### Collection entries
-------

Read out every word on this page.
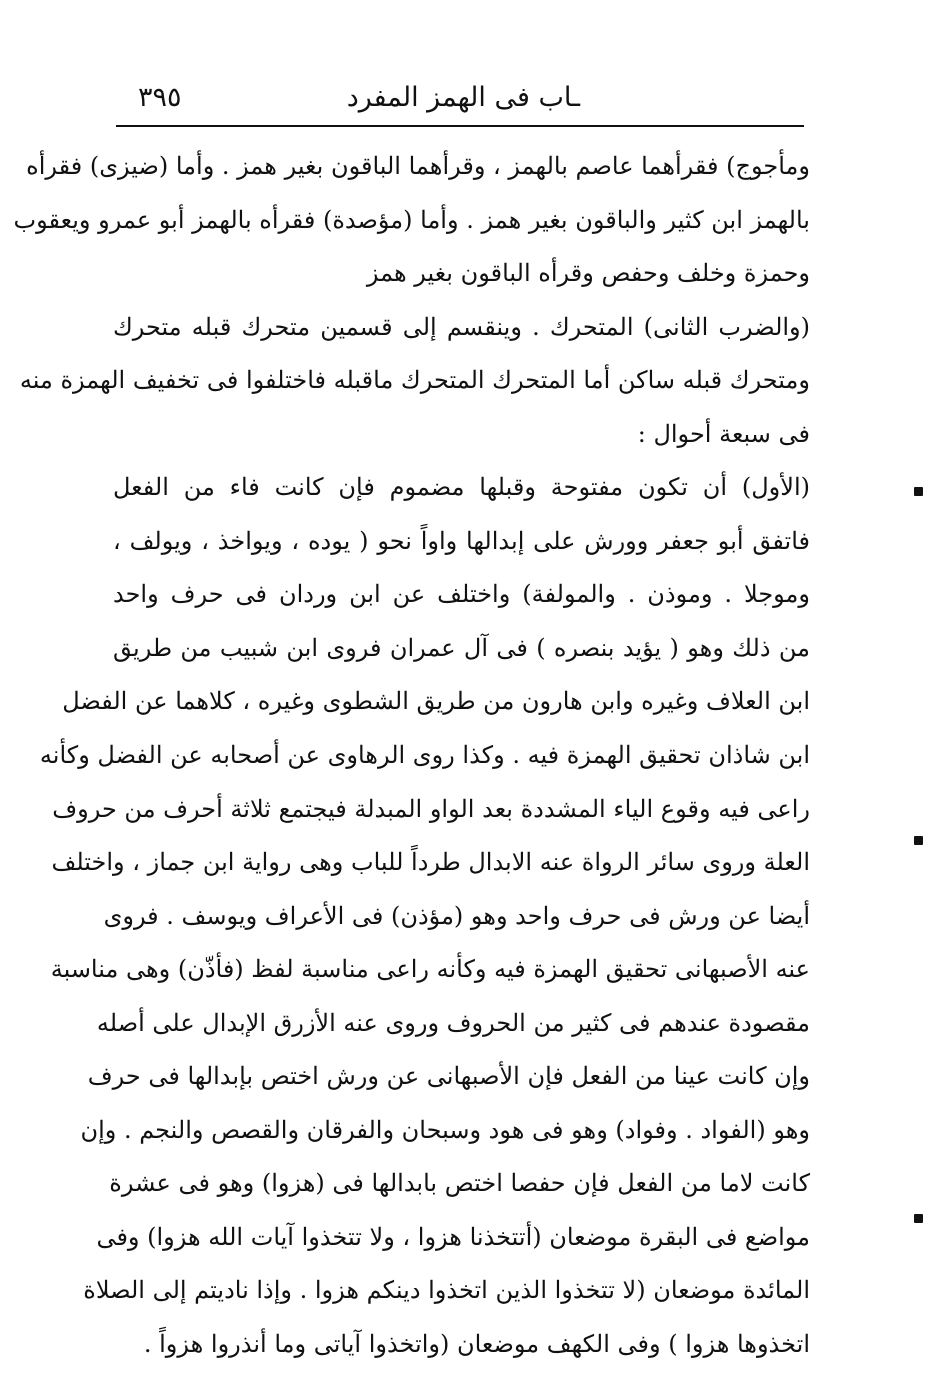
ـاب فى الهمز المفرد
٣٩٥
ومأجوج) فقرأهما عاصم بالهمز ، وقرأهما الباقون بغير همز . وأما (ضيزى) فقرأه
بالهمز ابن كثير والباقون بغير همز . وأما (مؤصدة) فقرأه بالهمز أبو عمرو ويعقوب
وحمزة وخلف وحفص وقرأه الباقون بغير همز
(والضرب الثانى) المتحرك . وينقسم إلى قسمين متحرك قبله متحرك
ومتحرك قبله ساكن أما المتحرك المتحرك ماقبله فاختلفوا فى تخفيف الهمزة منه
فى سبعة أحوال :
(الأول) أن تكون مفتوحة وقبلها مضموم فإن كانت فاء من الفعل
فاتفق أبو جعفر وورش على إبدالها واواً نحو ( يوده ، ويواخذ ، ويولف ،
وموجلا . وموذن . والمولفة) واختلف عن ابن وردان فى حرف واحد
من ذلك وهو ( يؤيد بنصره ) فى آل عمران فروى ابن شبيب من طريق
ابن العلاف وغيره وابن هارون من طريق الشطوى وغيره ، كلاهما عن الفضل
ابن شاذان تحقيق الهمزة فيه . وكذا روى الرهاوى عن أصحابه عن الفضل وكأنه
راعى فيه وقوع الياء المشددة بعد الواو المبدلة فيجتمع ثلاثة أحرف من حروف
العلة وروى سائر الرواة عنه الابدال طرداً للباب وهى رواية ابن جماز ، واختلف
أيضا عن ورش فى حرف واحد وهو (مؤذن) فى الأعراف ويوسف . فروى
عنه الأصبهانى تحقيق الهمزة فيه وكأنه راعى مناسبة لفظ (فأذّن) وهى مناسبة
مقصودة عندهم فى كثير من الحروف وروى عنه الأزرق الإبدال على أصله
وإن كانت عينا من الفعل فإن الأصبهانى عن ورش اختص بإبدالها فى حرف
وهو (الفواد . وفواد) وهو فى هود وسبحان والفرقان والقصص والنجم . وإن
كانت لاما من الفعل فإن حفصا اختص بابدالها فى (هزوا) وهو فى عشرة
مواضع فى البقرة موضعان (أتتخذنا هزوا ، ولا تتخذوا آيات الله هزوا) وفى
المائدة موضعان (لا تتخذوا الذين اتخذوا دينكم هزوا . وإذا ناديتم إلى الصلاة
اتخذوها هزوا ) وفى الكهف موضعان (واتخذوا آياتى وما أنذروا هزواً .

-------

### Written task
Every line is to be duplicated exactly, though pictures stay out.

### Full output
Read out every word on this page.
ـاب فى الهمز المفرد
٣٩٥
ومأجوج) فقرأهما عاصم بالهمز ، وقرأهما الباقون بغير همز . وأما (ضيزى) فقرأه
بالهمز ابن كثير والباقون بغير همز . وأما (مؤصدة) فقرأه بالهمز أبو عمرو ويعقوب
وحمزة وخلف وحفص وقرأه الباقون بغير همز
(والضرب الثانى) المتحرك . وينقسم إلى قسمين متحرك قبله متحرك
ومتحرك قبله ساكن أما المتحرك المتحرك ماقبله فاختلفوا فى تخفيف الهمزة منه
فى سبعة أحوال :
(الأول) أن تكون مفتوحة وقبلها مضموم فإن كانت فاء من الفعل
فاتفق أبو جعفر وورش على إبدالها واواً نحو ( يوده ، ويواخذ ، ويولف ،
وموجلا . وموذن . والمولفة) واختلف عن ابن وردان فى حرف واحد
من ذلك وهو ( يؤيد بنصره ) فى آل عمران فروى ابن شبيب من طريق
ابن العلاف وغيره وابن هارون من طريق الشطوى وغيره ، كلاهما عن الفضل
ابن شاذان تحقيق الهمزة فيه . وكذا روى الرهاوى عن أصحابه عن الفضل وكأنه
راعى فيه وقوع الياء المشددة بعد الواو المبدلة فيجتمع ثلاثة أحرف من حروف
العلة وروى سائر الرواة عنه الابدال طرداً للباب وهى رواية ابن جماز ، واختلف
أيضا عن ورش فى حرف واحد وهو (مؤذن) فى الأعراف ويوسف . فروى
عنه الأصبهانى تحقيق الهمزة فيه وكأنه راعى مناسبة لفظ (فأذّن) وهى مناسبة
مقصودة عندهم فى كثير من الحروف وروى عنه الأزرق الإبدال على أصله
وإن كانت عينا من الفعل فإن الأصبهانى عن ورش اختص بإبدالها فى حرف
وهو (الفواد . وفواد) وهو فى هود وسبحان والفرقان والقصص والنجم . وإن
كانت لاما من الفعل فإن حفصا اختص بابدالها فى (هزوا) وهو فى عشرة
مواضع فى البقرة موضعان (أتتخذنا هزوا ، ولا تتخذوا آيات الله هزوا) وفى
المائدة موضعان (لا تتخذوا الذين اتخذوا دينكم هزوا . وإذا ناديتم إلى الصلاة
اتخذوها هزوا ) وفى الكهف موضعان (واتخذوا آياتى وما أنذروا هزواً .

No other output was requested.